**Exercise requirements**
Output the line containing "Enumerate this screenshot's" and all subsequent lines of the listing below, copied exactly, with no other lines.

== Source material

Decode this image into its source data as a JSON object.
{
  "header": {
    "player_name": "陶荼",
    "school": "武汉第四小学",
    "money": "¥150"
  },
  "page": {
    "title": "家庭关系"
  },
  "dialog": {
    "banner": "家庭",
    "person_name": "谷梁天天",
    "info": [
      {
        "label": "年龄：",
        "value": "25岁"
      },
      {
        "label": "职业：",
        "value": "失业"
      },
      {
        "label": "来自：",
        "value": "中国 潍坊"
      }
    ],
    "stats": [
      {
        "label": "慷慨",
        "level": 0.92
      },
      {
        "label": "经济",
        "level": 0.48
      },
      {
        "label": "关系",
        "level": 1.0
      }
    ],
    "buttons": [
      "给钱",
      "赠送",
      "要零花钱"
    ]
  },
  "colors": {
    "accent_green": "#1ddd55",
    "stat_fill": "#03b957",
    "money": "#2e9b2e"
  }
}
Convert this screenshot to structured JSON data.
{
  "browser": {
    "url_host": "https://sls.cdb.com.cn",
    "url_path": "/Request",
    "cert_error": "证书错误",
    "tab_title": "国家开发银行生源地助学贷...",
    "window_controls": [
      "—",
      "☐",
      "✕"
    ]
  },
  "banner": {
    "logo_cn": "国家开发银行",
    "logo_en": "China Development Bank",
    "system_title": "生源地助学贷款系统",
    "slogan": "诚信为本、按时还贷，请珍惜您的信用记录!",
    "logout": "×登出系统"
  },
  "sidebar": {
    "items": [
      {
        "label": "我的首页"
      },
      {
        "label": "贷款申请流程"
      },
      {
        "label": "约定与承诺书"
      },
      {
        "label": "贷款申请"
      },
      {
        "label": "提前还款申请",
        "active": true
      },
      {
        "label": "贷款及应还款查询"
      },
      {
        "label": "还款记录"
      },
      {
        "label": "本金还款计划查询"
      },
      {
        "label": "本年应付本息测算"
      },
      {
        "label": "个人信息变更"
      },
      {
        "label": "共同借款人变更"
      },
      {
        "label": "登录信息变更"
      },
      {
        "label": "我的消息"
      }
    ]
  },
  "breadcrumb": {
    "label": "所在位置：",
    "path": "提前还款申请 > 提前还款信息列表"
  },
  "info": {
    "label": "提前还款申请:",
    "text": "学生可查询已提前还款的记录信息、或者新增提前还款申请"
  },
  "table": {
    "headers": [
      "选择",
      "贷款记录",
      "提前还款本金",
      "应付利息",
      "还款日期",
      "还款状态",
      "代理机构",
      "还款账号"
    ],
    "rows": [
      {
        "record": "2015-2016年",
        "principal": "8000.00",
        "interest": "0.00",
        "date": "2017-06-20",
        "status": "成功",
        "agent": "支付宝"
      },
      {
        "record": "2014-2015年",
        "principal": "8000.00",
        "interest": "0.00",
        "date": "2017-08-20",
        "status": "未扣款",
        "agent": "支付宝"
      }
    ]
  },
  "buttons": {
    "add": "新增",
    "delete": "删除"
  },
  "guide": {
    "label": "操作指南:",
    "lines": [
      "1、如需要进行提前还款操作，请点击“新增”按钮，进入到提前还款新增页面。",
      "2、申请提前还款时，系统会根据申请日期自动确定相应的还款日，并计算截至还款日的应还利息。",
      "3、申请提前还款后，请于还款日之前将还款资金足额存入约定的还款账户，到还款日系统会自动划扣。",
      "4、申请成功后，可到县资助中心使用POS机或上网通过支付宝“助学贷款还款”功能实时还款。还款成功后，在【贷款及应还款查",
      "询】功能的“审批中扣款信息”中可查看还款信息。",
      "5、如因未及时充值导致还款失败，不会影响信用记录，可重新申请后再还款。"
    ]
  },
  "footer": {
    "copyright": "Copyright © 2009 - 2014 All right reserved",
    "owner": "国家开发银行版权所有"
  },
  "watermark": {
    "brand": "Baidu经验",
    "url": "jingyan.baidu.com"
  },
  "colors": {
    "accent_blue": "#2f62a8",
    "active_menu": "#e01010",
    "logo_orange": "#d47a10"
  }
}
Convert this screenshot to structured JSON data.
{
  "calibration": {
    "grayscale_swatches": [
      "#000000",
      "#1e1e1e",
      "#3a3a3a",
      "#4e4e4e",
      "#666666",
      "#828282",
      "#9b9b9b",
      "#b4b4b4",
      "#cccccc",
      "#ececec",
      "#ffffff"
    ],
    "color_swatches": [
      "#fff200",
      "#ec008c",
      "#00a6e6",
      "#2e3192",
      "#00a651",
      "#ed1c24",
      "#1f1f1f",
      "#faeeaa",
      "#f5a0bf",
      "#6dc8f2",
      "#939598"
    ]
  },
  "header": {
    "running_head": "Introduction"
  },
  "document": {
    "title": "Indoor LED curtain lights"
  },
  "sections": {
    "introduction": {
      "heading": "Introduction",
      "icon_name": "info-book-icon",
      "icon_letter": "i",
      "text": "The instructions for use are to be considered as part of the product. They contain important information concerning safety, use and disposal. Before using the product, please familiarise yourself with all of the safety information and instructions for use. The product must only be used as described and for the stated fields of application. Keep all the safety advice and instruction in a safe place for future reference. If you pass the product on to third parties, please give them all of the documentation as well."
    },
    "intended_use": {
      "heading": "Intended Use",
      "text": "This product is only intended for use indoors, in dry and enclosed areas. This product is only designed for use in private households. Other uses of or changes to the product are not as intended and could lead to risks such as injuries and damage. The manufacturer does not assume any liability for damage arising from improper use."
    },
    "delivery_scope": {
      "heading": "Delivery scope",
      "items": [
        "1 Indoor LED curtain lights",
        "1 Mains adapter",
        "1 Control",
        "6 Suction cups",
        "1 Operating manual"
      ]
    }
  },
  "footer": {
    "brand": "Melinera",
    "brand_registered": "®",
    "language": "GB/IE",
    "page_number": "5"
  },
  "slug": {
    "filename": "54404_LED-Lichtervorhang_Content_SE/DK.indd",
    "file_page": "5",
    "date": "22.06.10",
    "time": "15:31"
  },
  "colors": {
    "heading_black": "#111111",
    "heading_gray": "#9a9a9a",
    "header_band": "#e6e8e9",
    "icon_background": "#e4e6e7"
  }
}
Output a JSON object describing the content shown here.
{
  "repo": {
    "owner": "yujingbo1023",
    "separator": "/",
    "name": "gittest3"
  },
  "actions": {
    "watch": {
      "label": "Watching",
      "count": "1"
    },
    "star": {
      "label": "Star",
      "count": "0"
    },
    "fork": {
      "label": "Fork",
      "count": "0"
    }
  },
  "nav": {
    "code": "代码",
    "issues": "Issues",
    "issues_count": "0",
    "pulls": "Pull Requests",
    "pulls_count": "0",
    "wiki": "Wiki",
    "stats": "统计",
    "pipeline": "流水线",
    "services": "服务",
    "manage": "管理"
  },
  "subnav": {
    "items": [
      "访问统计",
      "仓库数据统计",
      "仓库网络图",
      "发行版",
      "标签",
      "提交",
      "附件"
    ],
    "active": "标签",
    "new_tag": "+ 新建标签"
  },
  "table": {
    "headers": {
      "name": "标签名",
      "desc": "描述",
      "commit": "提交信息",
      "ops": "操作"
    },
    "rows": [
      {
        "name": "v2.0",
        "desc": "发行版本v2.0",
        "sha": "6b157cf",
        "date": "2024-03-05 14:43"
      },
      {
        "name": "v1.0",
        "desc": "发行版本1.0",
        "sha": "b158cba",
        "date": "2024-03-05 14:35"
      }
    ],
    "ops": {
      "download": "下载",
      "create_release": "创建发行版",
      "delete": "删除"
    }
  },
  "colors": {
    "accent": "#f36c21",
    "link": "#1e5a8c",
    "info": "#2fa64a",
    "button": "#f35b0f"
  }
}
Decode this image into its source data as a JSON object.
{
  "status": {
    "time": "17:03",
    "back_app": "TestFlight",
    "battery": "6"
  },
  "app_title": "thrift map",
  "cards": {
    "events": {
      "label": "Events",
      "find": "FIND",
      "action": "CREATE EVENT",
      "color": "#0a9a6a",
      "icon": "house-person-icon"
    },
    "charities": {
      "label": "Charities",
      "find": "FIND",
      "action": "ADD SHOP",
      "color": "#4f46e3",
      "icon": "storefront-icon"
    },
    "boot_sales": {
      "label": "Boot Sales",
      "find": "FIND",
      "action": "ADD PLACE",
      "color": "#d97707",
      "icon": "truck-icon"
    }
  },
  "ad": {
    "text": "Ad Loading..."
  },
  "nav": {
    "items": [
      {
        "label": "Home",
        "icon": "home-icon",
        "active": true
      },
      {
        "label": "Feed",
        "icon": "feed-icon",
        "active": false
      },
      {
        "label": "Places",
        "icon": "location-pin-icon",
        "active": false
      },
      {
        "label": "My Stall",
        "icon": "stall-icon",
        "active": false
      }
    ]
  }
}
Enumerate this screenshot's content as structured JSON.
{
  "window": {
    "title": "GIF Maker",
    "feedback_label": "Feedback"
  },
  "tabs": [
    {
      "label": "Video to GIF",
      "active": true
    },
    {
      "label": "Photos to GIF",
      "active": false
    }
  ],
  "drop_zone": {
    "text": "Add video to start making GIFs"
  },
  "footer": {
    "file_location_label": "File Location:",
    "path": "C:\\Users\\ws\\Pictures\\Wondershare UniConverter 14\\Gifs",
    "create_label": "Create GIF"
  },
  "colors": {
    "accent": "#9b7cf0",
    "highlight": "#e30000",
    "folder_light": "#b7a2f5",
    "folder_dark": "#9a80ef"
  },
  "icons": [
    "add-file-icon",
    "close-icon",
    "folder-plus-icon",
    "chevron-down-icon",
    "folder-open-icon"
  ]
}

====

**Written solution**
Enumerate this screenshot's content as structured JSON.
{
  "window": {
    "title": "GIF Maker",
    "feedback_label": "Feedback"
  },
  "tabs": [
    {
      "label": "Video to GIF",
      "active": true
    },
    {
      "label": "Photos to GIF",
      "active": false
    }
  ],
  "drop_zone": {
    "text": "Add video to start making GIFs"
  },
  "footer": {
    "file_location_label": "File Location:",
    "path": "C:\\Users\\ws\\Pictures\\Wondershare UniConverter 14\\Gifs",
    "create_label": "Create GIF"
  },
  "colors": {
    "accent": "#9b7cf0",
    "highlight": "#e30000",
    "folder_light": "#b7a2f5",
    "folder_dark": "#9a80ef"
  },
  "icons": [
    "add-file-icon",
    "close-icon",
    "folder-plus-icon",
    "chevron-down-icon",
    "folder-open-icon"
  ]
}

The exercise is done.